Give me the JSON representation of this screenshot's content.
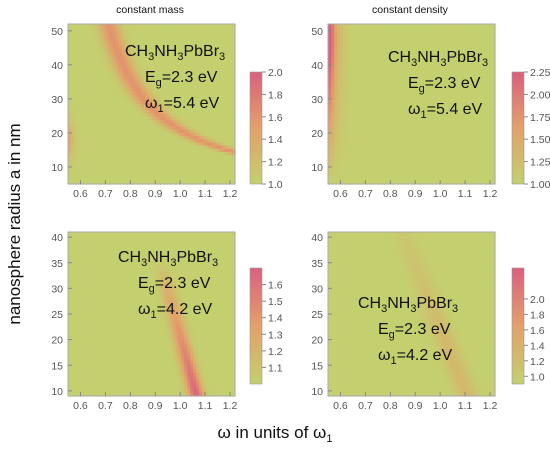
{
  "figure": {
    "y_axis_label": "nanosphere radius a in nm",
    "x_axis_label_main": "ω in units of ω",
    "x_axis_label_sub": "1"
  },
  "colors": {
    "low": "#c4d06f",
    "mid": "#e3a06a",
    "high": "#d9607f",
    "frame": "#aaaaaa"
  },
  "chart_data": [
    {
      "type": "heatmap",
      "panel": "top-left",
      "title": "constant mass",
      "annotation": {
        "formula": [
          "CH",
          "3",
          "NH",
          "3",
          "PbBr",
          "3"
        ],
        "eg": [
          "E",
          "g",
          "=2.3 eV"
        ],
        "w1": [
          "ω",
          "1",
          "=5.4 eV"
        ]
      },
      "xlim": [
        0.55,
        1.22
      ],
      "ylim": [
        5,
        52
      ],
      "xticks": [
        "0.6",
        "0.7",
        "0.8",
        "0.9",
        "1.0",
        "1.1",
        "1.2"
      ],
      "yticks": [
        "10",
        "20",
        "30",
        "40",
        "50"
      ],
      "colorbar": {
        "range": [
          1.0,
          2.0
        ],
        "ticks": [
          "2.0",
          "1.8",
          "1.6",
          "1.4",
          "1.2",
          "1.0"
        ]
      },
      "ridge": {
        "kind": "hyperbola",
        "k": 10,
        "width": 0.03,
        "peak": 0.6
      }
    },
    {
      "type": "heatmap",
      "panel": "top-right",
      "title": "constant density",
      "annotation": {
        "formula": [
          "CH",
          "3",
          "NH",
          "3",
          "PbBr",
          "3"
        ],
        "eg": [
          "E",
          "g",
          "=2.3 eV"
        ],
        "w1": [
          "ω",
          "1",
          "=5.4 eV"
        ]
      },
      "xlim": [
        0.55,
        1.22
      ],
      "ylim": [
        5,
        52
      ],
      "xticks": [
        "0.6",
        "0.7",
        "0.8",
        "0.9",
        "1.0",
        "1.1",
        "1.2"
      ],
      "yticks": [
        "10",
        "20",
        "30",
        "40",
        "50"
      ],
      "colorbar": {
        "range": [
          1.0,
          2.25
        ],
        "ticks": [
          "2.25",
          "2.00",
          "1.75",
          "1.50",
          "1.25",
          "1.00"
        ]
      },
      "ridge": {
        "kind": "edge",
        "peak": 0.6
      }
    },
    {
      "type": "heatmap",
      "panel": "bottom-left",
      "title": "",
      "annotation": {
        "formula": [
          "CH",
          "3",
          "NH",
          "3",
          "PbBr",
          "3"
        ],
        "eg": [
          "E",
          "g",
          "=2.3 eV"
        ],
        "w1": [
          "ω",
          "1",
          "=4.2 eV"
        ]
      },
      "xlim": [
        0.55,
        1.22
      ],
      "ylim": [
        9,
        41
      ],
      "xticks": [
        "0.6",
        "0.7",
        "0.8",
        "0.9",
        "1.0",
        "1.1",
        "1.2"
      ],
      "yticks": [
        "10",
        "15",
        "20",
        "25",
        "30",
        "35",
        "40"
      ],
      "colorbar": {
        "range": [
          1.0,
          1.7
        ],
        "ticks": [
          "1.6",
          "1.5",
          "1.4",
          "1.3",
          "1.2",
          "1.1"
        ]
      },
      "ridge": {
        "kind": "line",
        "x0": 0.95,
        "y0": 30,
        "x1": 1.06,
        "y1": 10,
        "width": 0.022,
        "peak": 0.95
      }
    },
    {
      "type": "heatmap",
      "panel": "bottom-right",
      "title": "",
      "annotation": {
        "formula": [
          "CH",
          "3",
          "NH",
          "3",
          "PbBr",
          "3"
        ],
        "eg": [
          "E",
          "g",
          "=2.3 eV"
        ],
        "w1": [
          "ω",
          "1",
          "=4.2 eV"
        ]
      },
      "xlim": [
        0.55,
        1.22
      ],
      "ylim": [
        9,
        41
      ],
      "xticks": [
        "0.6",
        "0.7",
        "0.8",
        "0.9",
        "1.0",
        "1.1",
        "1.2"
      ],
      "yticks": [
        "10",
        "15",
        "20",
        "25",
        "30",
        "35",
        "40"
      ],
      "colorbar": {
        "range": [
          0.9,
          2.4
        ],
        "ticks": [
          "2.0",
          "1.8",
          "1.6",
          "1.4",
          "1.2",
          "1.0"
        ]
      },
      "ridge": {
        "kind": "line",
        "x0": 0.85,
        "y0": 41,
        "x1": 1.02,
        "y1": 20,
        "width": 0.03,
        "peak": 0.25
      }
    }
  ]
}
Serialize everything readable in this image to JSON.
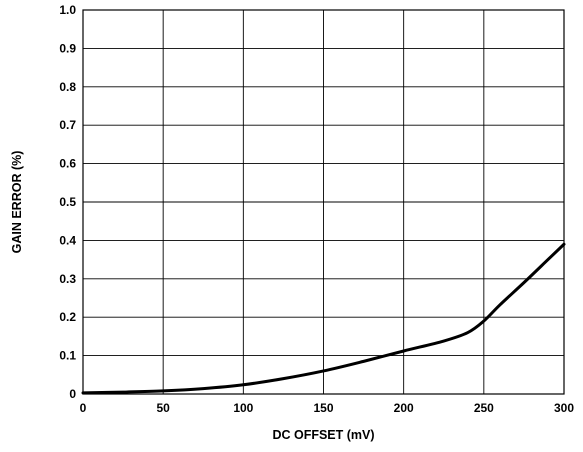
{
  "chart_data": {
    "type": "line",
    "title": "",
    "xlabel": "DC OFFSET (mV)",
    "ylabel": "GAIN ERROR (%)",
    "xlim": [
      0,
      300
    ],
    "ylim": [
      0,
      1.0
    ],
    "x_ticks": [
      "0",
      "50",
      "100",
      "150",
      "200",
      "250",
      "300"
    ],
    "y_ticks": [
      "0",
      "0.1",
      "0.2",
      "0.3",
      "0.4",
      "0.5",
      "0.6",
      "0.7",
      "0.8",
      "0.9",
      "1.0"
    ],
    "grid": true,
    "colors": {
      "line": "#000000",
      "grid": "#000000",
      "background": "#ffffff"
    },
    "series": [
      {
        "x": [
          0,
          25,
          50,
          75,
          100,
          125,
          150,
          175,
          200,
          225,
          240,
          250,
          260,
          275,
          290,
          300
        ],
        "y": [
          0.003,
          0.005,
          0.008,
          0.014,
          0.024,
          0.04,
          0.06,
          0.085,
          0.112,
          0.138,
          0.16,
          0.19,
          0.232,
          0.29,
          0.35,
          0.39
        ]
      }
    ]
  }
}
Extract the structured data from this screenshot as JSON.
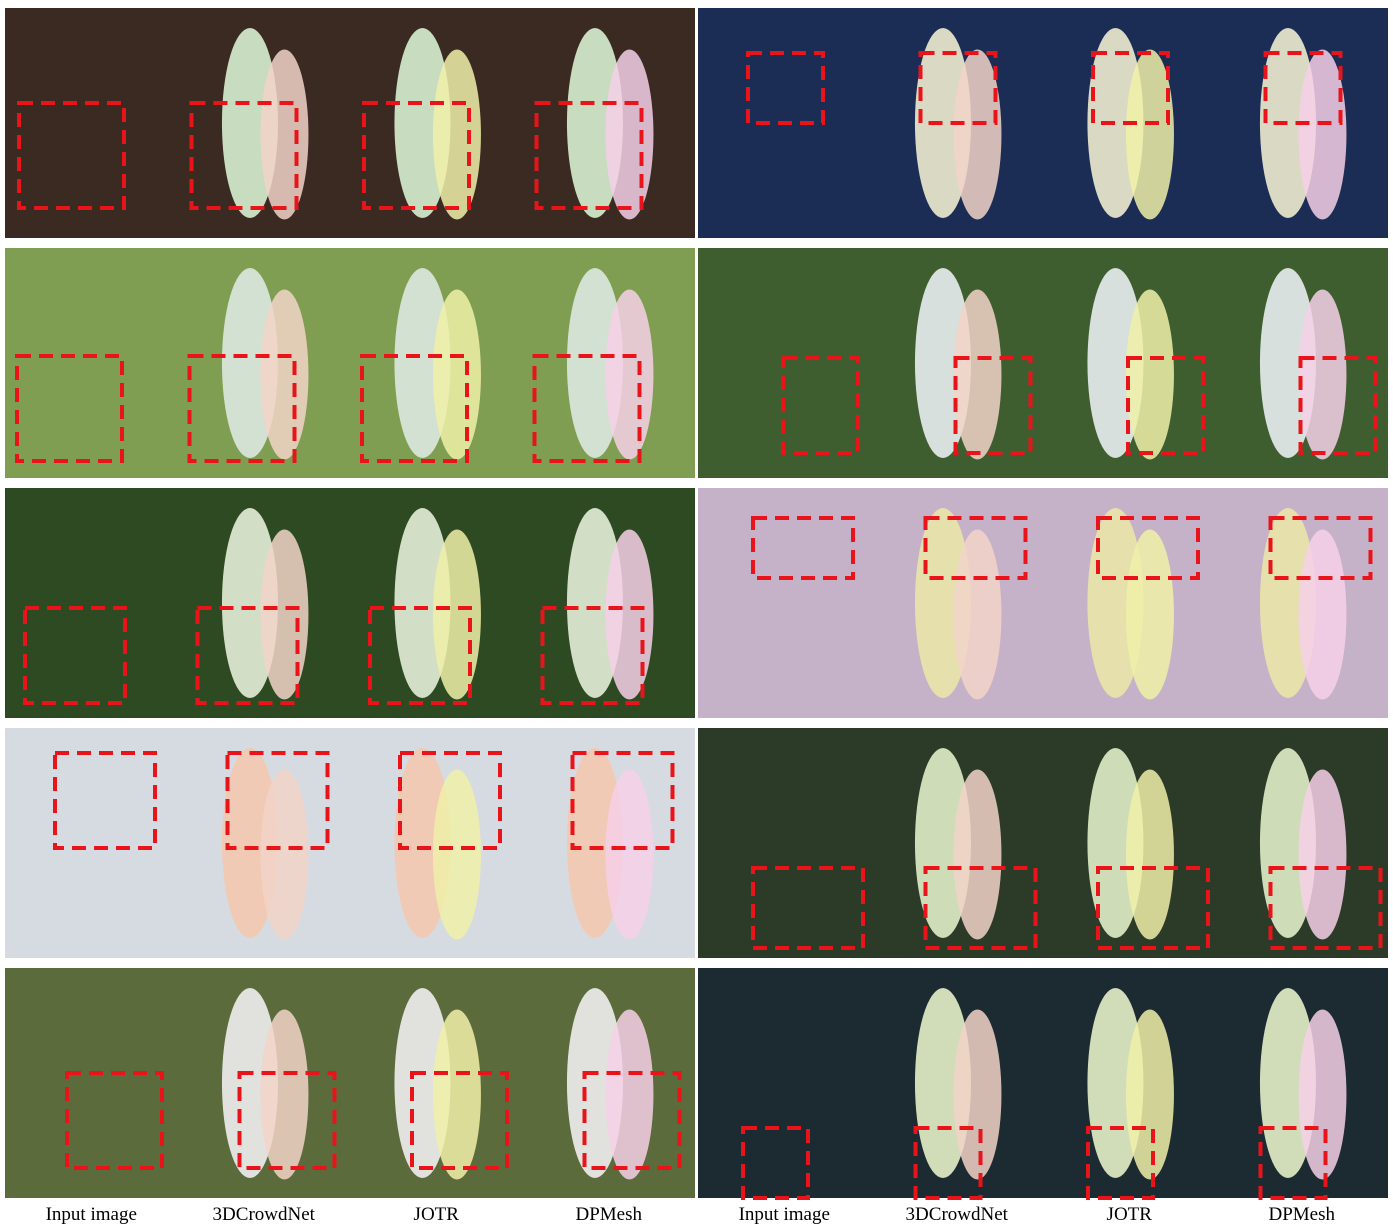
{
  "columns": [
    "Input image",
    "3DCrowdNet",
    "JOTR",
    "DPMesh",
    "Input image",
    "3DCrowdNet",
    "JOTR",
    "DPMesh"
  ]
}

__Exercise__
Lines from the one that contains "Extract the structured" through the last line of the data above are to be extracted exactly, with no pictures and no other lines.

__Output__
Extract the structured data from this screenshot as JSON.
{
  "columns": [
    "Input image",
    "3DCrowdNet",
    "JOTR",
    "DPMesh",
    "Input image",
    "3DCrowdNet",
    "JOTR",
    "DPMesh"
  ]
}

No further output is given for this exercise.